▶ TASK STATEMENT:
Could you write out every record below exactly, leaving out any pictures?

#### PROVIDED INFORMATION

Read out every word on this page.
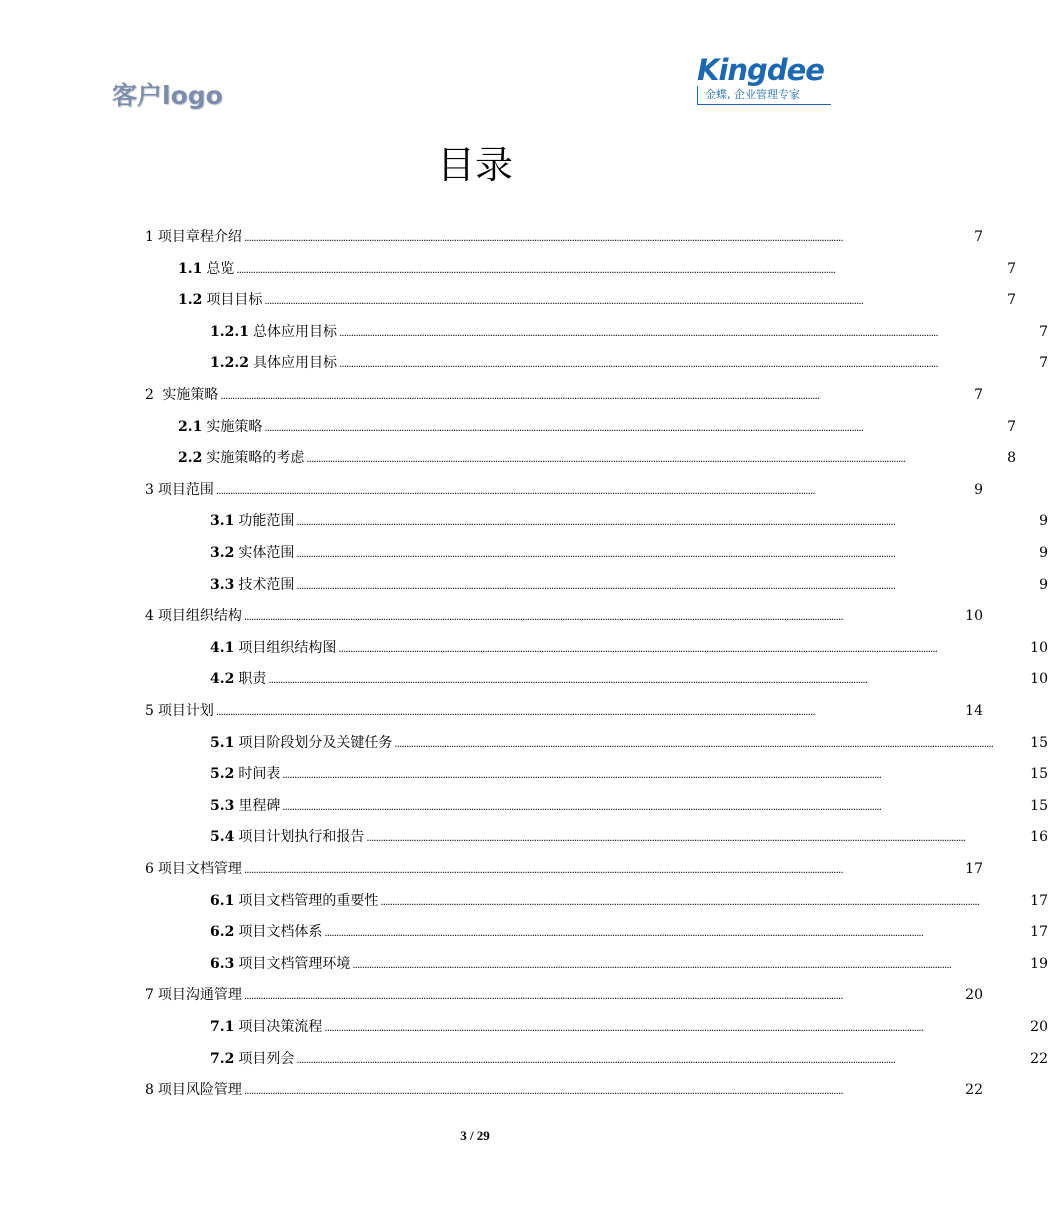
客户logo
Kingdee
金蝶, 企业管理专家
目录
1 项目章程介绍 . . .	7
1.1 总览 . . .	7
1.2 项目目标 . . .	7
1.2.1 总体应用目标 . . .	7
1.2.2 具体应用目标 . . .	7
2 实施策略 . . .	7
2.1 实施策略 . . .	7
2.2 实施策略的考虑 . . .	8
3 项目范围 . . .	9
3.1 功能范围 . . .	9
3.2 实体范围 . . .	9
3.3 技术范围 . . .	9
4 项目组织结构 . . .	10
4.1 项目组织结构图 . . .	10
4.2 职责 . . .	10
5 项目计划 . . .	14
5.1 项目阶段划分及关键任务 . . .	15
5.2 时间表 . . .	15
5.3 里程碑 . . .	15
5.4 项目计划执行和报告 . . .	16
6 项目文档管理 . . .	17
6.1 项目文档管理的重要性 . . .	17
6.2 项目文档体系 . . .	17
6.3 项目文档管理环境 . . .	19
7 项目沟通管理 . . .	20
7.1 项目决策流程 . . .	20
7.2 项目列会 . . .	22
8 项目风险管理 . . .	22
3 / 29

########

▶ EXERCISE RESPONSE:
Read out every word on this page.
客户logo
Kingdee
金蝶, 企业管理专家
目录
1 项目章程介绍 . . .	7
1.1 总览 . . .	7
1.2 项目目标 . . .	7
1.2.1 总体应用目标 . . .	7
1.2.2 具体应用目标 . . .	7
2 实施策略 . . .	7
2.1 实施策略 . . .	7
2.2 实施策略的考虑 . . .	8
3 项目范围 . . .	9
3.1 功能范围 . . .	9
3.2 实体范围 . . .	9
3.3 技术范围 . . .	9
4 项目组织结构 . . .	10
4.1 项目组织结构图 . . .	10
4.2 职责 . . .	10
5 项目计划 . . .	14
5.1 项目阶段划分及关键任务 . . .	15
5.2 时间表 . . .	15
5.3 里程碑 . . .	15
5.4 项目计划执行和报告 . . .	16
6 项目文档管理 . . .	17
6.1 项目文档管理的重要性 . . .	17
6.2 项目文档体系 . . .	17
6.3 项目文档管理环境 . . .	19
7 项目沟通管理 . . .	20
7.1 项目决策流程 . . .	20
7.2 项目列会 . . .	22
8 项目风险管理 . . .	22
3 / 29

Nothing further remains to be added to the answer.